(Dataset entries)

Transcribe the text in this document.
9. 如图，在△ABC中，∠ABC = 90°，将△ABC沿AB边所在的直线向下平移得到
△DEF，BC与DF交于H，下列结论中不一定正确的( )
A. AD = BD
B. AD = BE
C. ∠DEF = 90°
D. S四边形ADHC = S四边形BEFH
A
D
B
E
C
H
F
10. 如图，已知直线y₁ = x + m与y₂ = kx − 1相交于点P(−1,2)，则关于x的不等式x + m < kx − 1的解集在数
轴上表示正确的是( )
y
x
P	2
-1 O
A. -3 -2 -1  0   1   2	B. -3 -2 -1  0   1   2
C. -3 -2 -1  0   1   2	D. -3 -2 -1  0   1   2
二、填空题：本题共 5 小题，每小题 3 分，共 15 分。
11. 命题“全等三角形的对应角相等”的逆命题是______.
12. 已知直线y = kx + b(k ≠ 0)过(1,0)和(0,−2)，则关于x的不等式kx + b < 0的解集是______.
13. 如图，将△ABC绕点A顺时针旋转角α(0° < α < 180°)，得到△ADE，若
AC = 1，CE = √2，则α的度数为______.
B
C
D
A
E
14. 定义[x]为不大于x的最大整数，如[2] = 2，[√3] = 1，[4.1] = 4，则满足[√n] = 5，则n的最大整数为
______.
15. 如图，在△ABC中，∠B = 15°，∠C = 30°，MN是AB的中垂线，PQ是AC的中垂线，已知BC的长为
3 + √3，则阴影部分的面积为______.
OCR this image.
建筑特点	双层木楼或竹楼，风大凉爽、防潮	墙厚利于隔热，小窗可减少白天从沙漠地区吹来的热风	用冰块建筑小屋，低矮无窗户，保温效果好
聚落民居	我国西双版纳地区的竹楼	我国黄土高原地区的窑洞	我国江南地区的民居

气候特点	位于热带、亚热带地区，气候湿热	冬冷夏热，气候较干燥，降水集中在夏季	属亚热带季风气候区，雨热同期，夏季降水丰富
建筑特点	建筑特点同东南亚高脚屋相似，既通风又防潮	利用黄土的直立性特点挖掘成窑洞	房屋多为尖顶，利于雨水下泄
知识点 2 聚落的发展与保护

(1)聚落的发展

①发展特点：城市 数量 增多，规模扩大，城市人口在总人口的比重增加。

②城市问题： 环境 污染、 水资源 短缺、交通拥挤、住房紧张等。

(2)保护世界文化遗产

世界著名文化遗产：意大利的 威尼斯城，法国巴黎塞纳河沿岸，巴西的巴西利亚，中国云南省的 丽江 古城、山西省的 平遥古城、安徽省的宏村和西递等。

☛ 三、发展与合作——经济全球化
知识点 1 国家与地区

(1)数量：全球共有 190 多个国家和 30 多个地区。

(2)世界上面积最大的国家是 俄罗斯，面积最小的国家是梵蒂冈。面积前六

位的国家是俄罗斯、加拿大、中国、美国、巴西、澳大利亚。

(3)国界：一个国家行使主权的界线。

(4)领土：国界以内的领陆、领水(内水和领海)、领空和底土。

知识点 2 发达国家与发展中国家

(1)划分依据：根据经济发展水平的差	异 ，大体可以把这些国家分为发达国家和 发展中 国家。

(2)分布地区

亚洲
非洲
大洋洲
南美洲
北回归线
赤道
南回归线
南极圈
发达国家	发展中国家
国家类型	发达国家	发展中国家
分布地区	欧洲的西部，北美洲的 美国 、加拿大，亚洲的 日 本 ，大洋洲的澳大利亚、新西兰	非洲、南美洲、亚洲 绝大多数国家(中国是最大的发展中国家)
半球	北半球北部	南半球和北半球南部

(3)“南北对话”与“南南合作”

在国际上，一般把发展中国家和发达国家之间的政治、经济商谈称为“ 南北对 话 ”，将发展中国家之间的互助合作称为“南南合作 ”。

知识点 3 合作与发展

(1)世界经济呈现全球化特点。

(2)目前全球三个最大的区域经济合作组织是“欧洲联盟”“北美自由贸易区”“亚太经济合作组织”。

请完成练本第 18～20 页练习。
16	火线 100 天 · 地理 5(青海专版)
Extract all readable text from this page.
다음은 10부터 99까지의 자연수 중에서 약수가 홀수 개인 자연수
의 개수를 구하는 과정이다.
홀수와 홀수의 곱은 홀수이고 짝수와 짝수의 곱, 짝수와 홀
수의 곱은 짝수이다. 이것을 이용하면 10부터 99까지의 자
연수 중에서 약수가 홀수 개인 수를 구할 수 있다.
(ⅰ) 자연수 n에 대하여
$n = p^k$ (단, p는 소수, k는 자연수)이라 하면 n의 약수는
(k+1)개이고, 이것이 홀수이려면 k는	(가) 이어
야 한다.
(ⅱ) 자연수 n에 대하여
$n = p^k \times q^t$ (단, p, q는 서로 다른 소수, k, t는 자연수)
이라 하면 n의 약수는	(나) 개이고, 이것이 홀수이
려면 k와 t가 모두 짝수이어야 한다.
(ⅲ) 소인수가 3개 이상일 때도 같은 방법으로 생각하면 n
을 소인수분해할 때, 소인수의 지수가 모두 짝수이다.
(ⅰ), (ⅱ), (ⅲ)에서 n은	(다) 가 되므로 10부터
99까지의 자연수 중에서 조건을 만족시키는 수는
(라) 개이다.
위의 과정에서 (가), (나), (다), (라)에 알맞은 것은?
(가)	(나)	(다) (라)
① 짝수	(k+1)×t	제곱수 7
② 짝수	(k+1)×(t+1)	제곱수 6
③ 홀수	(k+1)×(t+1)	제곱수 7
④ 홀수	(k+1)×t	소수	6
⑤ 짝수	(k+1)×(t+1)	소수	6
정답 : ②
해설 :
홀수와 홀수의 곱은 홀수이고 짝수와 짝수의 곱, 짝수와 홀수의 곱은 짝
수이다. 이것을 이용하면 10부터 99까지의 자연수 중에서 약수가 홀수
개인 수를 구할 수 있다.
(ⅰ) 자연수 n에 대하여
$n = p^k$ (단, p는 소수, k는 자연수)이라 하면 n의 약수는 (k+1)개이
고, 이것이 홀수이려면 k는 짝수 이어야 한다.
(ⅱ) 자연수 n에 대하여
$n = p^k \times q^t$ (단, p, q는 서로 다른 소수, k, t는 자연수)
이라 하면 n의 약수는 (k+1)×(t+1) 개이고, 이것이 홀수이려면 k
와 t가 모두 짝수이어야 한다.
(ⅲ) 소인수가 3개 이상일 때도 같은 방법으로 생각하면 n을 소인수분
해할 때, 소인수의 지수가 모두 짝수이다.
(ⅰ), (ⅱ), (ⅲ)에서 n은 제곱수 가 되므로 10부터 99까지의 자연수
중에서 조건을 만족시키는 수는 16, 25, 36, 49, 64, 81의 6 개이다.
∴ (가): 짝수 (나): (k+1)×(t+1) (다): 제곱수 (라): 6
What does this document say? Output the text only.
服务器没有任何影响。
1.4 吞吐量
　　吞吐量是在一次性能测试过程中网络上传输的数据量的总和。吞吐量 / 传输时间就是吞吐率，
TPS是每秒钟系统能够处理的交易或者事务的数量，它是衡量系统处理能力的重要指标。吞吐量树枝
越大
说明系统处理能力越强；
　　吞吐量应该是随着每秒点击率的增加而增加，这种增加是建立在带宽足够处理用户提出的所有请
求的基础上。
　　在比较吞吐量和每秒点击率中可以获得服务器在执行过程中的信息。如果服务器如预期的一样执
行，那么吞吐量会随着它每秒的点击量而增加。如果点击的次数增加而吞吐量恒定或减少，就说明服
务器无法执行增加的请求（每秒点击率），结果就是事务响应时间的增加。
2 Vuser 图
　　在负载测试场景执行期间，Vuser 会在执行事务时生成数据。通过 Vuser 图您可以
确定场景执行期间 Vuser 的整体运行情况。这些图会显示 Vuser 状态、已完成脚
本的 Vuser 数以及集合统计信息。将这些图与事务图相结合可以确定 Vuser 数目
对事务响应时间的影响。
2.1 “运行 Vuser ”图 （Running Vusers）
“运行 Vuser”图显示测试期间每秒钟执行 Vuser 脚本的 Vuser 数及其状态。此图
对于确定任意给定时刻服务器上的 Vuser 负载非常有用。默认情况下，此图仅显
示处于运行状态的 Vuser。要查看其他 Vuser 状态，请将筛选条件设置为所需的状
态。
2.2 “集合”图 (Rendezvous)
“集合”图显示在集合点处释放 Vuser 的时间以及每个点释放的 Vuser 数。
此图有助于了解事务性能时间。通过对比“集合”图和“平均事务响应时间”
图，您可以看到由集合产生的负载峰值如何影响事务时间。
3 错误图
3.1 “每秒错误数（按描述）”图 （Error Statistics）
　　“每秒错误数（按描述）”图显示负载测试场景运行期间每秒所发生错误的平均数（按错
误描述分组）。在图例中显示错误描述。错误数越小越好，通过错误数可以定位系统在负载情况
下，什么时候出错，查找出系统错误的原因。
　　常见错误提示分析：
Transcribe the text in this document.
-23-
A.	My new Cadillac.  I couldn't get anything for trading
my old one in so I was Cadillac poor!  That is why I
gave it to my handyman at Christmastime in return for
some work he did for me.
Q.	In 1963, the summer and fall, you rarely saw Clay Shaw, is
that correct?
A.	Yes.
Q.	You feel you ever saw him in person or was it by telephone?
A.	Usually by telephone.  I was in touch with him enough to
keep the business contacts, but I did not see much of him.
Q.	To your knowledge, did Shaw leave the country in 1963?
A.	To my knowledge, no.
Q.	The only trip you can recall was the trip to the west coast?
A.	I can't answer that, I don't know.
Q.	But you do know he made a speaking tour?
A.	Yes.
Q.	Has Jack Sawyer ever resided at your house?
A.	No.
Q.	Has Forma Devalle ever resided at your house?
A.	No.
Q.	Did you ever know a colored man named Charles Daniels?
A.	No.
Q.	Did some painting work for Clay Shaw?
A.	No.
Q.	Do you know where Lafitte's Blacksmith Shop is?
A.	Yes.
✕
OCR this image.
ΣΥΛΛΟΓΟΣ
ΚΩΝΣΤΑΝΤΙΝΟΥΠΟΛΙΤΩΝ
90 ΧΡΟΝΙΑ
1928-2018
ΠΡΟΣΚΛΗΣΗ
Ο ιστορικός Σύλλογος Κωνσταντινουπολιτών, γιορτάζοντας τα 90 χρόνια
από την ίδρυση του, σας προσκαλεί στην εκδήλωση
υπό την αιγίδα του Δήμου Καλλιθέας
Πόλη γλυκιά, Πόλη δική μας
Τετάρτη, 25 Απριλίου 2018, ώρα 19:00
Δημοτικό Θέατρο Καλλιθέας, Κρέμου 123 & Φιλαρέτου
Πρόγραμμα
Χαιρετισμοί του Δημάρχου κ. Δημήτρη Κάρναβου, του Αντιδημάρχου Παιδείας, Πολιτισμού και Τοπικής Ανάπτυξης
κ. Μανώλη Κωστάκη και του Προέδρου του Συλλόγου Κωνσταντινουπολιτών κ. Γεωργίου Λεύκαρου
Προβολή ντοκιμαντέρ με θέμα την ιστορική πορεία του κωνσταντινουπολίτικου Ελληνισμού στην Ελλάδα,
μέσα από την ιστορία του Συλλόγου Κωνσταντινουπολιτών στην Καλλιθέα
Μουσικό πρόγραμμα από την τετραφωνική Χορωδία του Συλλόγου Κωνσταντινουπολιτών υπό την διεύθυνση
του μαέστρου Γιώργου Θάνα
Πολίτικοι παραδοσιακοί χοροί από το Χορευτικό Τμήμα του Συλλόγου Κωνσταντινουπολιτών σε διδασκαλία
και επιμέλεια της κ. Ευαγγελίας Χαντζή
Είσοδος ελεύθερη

→ **Task description**
Copy every line from the records above that contains the word "만족시키는".

→ **Exercise solution**
99까지의 자연수 중에서 조건을 만족시키는 수는
중에서 조건을 만족시키는 수는 16, 25, 36, 49, 64, 81의 6 개이다.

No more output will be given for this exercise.